Данное «просвещение ведением» можно мыслить как один из аспектов общего освящения человека благодатью Божией. «Во взгляде на условия освящения человека Максим Исповедник примыкает особенно близко к преподобному Макарию Египетскому. Подобно последнему, он придает значение в деле достижения спасения человека двум деятелям — Божественной благодати и человеческой свободе в их существенно равном взаимодействии. Человек один своими естественными силами не может достигнуть спасения, и содействие благодати при этом необходимо, но она не уничтожает в человеке естественной силы и восприемлемости к добру. Только при взаимном гармоническом действии двух деятелей — свободы и благодати — человек достигает высшей цели, обожествления своей природы, θέωσις». — Вертеловский А. Западная средневековая мистика и ее отношение к католичеству. Историческое исследование. Харьков, 1888. С. 62–63.

Задание A:
Ответь на вопросы по отрывку об освящении человека:
(i) К какому святому особенно близко примыкает Максим Исповедник во взгляде на условия освящения человека?
(ii) Каким двум деятелям он придает значение в деле спасения человека?
(iii) В каком городе и в каком году издана книга, из которой взята цитата?
Задание B:
Продолжи отрывок об освящении человека с того места, где он заканчивается.
Записи никак не связаны с отрывком об освящении человека.

Содержимое набора данных:
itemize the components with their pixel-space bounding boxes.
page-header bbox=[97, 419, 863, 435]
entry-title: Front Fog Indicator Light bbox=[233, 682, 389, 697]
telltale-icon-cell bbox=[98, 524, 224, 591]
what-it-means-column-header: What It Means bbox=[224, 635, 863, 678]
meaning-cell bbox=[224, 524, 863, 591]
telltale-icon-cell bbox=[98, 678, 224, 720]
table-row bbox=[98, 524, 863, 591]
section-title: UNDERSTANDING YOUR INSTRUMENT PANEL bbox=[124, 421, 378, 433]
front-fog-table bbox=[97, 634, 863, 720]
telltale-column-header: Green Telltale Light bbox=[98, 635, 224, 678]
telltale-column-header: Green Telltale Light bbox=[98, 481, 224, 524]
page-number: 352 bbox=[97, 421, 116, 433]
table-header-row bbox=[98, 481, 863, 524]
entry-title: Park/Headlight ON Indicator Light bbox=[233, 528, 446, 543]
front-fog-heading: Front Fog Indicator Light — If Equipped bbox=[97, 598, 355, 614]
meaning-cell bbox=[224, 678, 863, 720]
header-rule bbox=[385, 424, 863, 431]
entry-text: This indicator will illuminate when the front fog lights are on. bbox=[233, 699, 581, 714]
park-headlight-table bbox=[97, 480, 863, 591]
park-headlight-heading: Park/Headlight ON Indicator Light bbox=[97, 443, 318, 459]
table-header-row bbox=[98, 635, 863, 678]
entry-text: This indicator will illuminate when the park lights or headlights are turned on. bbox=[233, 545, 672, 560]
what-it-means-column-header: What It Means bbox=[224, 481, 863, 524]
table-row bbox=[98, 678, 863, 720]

Результат задания A:
(i) К преподобному Макарию Египетскому.
(ii) Божественной благодати и человеческой свободе.
(iii) В Харькове, в 1888 году.

Результат задания B:
923

φωτισμῶν τὴν δύναμιν. Отождествление ведения (γνῶσις) и просвещения (φωτισμός) встречается уже в ранних слоях древнецерковной письменности. Например, Климент Александрийский говорит: «ведение есть просвещение, истребляющее неведение и вселяющее [в душу духовное] видение (τὸ διορατικὸν ἐντιθείς)». — Clemens Alexandrinus. Bd. I. Protrepticusund Paedagogus. Berlin, 1972. S. 107.

924

Термин ἐπιφοίτησις, практически совпадающий с понятием благодати, в аналогичном контексте встречается в «Слове о кончине мира», приписываемом священномученику Ипполиту Римскому, где о ветхозаветных пророках говорится: «они представили нам объяснение всего таинственного, — как жизнью, так и явлением и пришествием (ἐπιφοίτησιν) Святого Духа». — Святитель Ипполит Римский. Творения. Вып. 2. Сергиев Посад, 1997. С. 57. Другими словами, пророки, благодаря чистоте своей жизни и благодати Святого Духа, также обрели ведение Божественных таин.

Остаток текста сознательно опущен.